> [Goal] Tell how many lines have the string "клетки" in them, and write nothing besides the number.

────────

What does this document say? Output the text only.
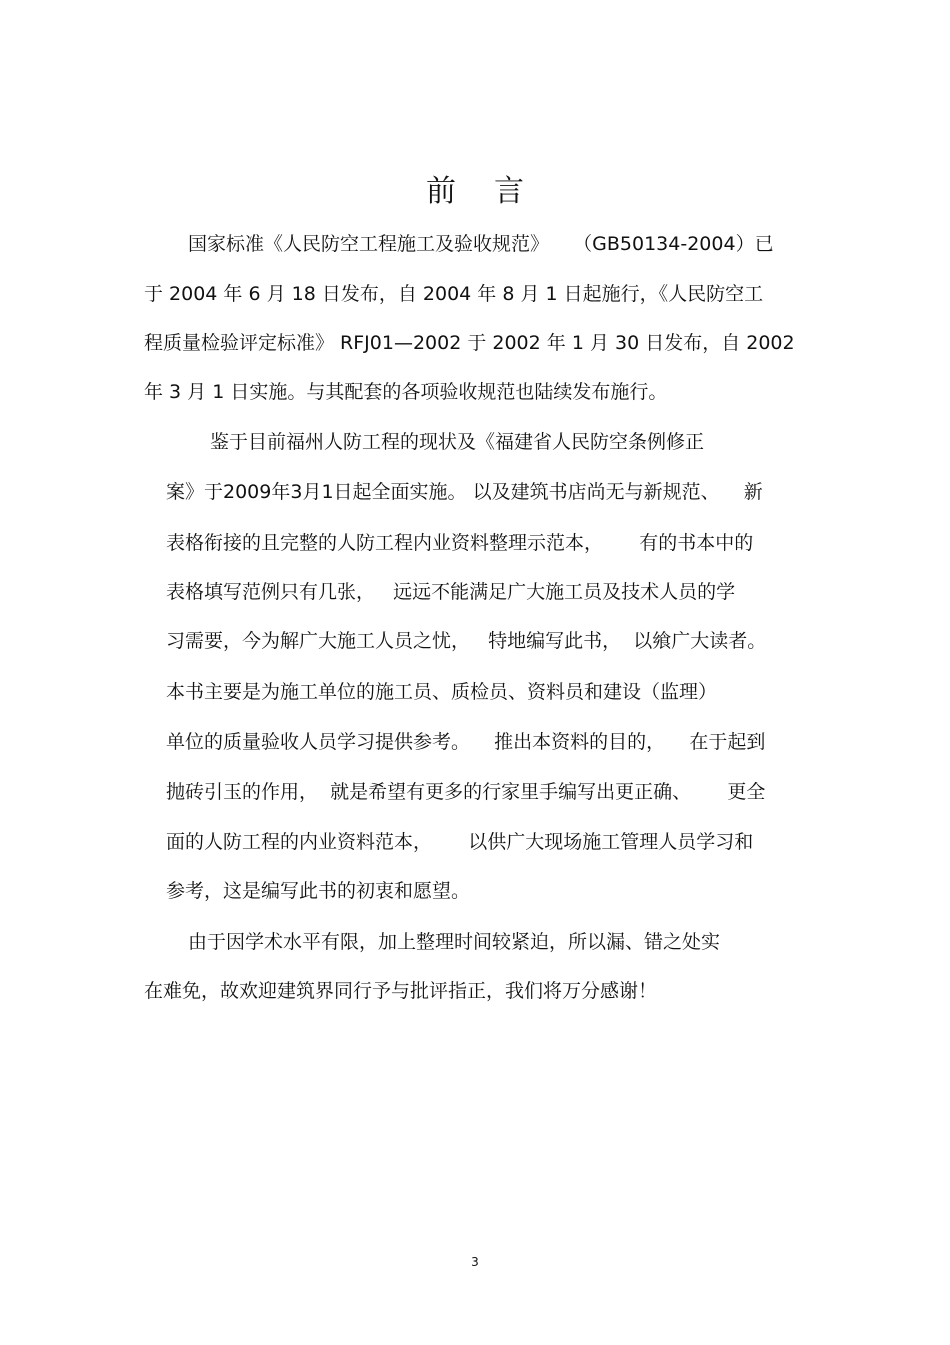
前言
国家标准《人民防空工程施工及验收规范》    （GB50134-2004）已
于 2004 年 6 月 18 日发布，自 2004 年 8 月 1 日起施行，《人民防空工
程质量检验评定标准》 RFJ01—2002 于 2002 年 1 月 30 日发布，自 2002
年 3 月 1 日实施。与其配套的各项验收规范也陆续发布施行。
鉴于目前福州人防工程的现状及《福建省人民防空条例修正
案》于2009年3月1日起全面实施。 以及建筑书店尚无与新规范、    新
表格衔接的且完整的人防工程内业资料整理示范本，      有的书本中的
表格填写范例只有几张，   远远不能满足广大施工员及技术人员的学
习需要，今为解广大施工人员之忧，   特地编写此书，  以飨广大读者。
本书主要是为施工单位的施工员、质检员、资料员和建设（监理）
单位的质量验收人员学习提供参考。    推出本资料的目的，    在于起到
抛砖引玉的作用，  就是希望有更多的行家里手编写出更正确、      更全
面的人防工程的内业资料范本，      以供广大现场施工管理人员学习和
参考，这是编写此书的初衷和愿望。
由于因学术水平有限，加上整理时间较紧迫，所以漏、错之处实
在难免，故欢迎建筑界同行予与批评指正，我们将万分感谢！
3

────────

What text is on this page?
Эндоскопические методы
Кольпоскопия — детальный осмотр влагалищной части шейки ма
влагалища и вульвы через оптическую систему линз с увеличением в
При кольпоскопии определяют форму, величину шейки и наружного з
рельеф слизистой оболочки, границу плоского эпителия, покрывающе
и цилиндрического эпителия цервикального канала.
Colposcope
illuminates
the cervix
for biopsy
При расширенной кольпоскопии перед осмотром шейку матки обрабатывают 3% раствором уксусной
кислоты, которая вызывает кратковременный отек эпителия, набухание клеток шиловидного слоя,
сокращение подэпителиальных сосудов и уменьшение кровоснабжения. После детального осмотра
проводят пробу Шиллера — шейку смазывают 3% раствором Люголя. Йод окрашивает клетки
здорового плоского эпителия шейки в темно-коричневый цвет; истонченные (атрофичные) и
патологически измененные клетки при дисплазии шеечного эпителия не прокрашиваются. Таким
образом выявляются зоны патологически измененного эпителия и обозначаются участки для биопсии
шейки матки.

────────

> [Correct result] 2